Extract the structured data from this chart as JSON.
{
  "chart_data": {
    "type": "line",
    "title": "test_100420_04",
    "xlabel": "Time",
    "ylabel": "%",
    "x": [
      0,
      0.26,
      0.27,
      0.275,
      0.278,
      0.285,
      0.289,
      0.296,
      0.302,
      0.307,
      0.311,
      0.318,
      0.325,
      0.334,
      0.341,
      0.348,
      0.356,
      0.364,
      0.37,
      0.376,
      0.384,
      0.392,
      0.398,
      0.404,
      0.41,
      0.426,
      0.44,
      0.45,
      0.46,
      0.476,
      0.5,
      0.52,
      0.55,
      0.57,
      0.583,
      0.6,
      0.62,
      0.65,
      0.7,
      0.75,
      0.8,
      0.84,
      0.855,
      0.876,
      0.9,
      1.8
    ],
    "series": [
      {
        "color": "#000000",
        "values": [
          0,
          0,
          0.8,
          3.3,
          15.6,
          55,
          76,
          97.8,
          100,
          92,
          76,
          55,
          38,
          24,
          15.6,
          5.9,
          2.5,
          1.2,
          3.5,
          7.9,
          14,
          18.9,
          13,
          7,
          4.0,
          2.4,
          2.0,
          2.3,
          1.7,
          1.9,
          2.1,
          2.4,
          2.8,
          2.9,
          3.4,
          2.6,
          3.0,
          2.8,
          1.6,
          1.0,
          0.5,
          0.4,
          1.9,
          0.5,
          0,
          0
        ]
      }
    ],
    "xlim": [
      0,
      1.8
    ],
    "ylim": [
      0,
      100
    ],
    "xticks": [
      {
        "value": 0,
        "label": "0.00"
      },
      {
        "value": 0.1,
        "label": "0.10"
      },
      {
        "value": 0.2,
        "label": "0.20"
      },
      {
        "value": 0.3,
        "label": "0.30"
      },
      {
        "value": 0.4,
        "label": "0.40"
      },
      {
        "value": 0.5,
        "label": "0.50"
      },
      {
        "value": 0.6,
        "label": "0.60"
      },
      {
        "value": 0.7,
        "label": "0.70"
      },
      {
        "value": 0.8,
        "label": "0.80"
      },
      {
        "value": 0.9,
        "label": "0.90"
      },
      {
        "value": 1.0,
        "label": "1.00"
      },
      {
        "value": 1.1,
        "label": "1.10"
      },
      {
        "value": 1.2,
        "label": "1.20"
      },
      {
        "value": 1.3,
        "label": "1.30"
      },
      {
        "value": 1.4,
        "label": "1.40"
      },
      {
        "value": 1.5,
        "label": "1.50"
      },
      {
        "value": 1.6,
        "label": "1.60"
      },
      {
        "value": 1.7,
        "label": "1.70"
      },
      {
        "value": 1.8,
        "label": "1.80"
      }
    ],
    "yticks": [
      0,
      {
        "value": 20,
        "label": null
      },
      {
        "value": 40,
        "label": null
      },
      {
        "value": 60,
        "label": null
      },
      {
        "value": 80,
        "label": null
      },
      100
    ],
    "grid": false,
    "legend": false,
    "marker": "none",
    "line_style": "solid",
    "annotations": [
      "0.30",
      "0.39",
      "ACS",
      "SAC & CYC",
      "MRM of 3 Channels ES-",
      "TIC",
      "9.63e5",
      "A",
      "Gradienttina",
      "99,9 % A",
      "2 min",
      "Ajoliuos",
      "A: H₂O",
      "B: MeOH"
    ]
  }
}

*Exercise aim*:
All of the entries above need to be reproduced exactly.

*Written answer*:
Extract the structured data from this chart as JSON.
{
  "chart_data": {
    "type": "line",
    "title": "test_100420_04",
    "xlabel": "Time",
    "ylabel": "%",
    "x": [
      0,
      0.26,
      0.27,
      0.275,
      0.278,
      0.285,
      0.289,
      0.296,
      0.302,
      0.307,
      0.311,
      0.318,
      0.325,
      0.334,
      0.341,
      0.348,
      0.356,
      0.364,
      0.37,
      0.376,
      0.384,
      0.392,
      0.398,
      0.404,
      0.41,
      0.426,
      0.44,
      0.45,
      0.46,
      0.476,
      0.5,
      0.52,
      0.55,
      0.57,
      0.583,
      0.6,
      0.62,
      0.65,
      0.7,
      0.75,
      0.8,
      0.84,
      0.855,
      0.876,
      0.9,
      1.8
    ],
    "series": [
      {
        "color": "#000000",
        "values": [
          0,
          0,
          0.8,
          3.3,
          15.6,
          55,
          76,
          97.8,
          100,
          92,
          76,
          55,
          38,
          24,
          15.6,
          5.9,
          2.5,
          1.2,
          3.5,
          7.9,
          14,
          18.9,
          13,
          7,
          4.0,
          2.4,
          2.0,
          2.3,
          1.7,
          1.9,
          2.1,
          2.4,
          2.8,
          2.9,
          3.4,
          2.6,
          3.0,
          2.8,
          1.6,
          1.0,
          0.5,
          0.4,
          1.9,
          0.5,
          0,
          0
        ]
      }
    ],
    "xlim": [
      0,
      1.8
    ],
    "ylim": [
      0,
      100
    ],
    "xticks": [
      {
        "value": 0,
        "label": "0.00"
      },
      {
        "value": 0.1,
        "label": "0.10"
      },
      {
        "value": 0.2,
        "label": "0.20"
      },
      {
        "value": 0.3,
        "label": "0.30"
      },
      {
        "value": 0.4,
        "label": "0.40"
      },
      {
        "value": 0.5,
        "label": "0.50"
      },
      {
        "value": 0.6,
        "label": "0.60"
      },
      {
        "value": 0.7,
        "label": "0.70"
      },
      {
        "value": 0.8,
        "label": "0.80"
      },
      {
        "value": 0.9,
        "label": "0.90"
      },
      {
        "value": 1.0,
        "label": "1.00"
      },
      {
        "value": 1.1,
        "label": "1.10"
      },
      {
        "value": 1.2,
        "label": "1.20"
      },
      {
        "value": 1.3,
        "label": "1.30"
      },
      {
        "value": 1.4,
        "label": "1.40"
      },
      {
        "value": 1.5,
        "label": "1.50"
      },
      {
        "value": 1.6,
        "label": "1.60"
      },
      {
        "value": 1.7,
        "label": "1.70"
      },
      {
        "value": 1.8,
        "label": "1.80"
      }
    ],
    "yticks": [
      0,
      {
        "value": 20,
        "label": null
      },
      {
        "value": 40,
        "label": null
      },
      {
        "value": 60,
        "label": null
      },
      {
        "value": 80,
        "label": null
      },
      100
    ],
    "grid": false,
    "legend": false,
    "marker": "none",
    "line_style": "solid",
    "annotations": [
      "0.30",
      "0.39",
      "ACS",
      "SAC & CYC",
      "MRM of 3 Channels ES-",
      "TIC",
      "9.63e5",
      "A",
      "Gradienttina",
      "99,9 % A",
      "2 min",
      "Ajoliuos",
      "A: H₂O",
      "B: MeOH"
    ]
  }
}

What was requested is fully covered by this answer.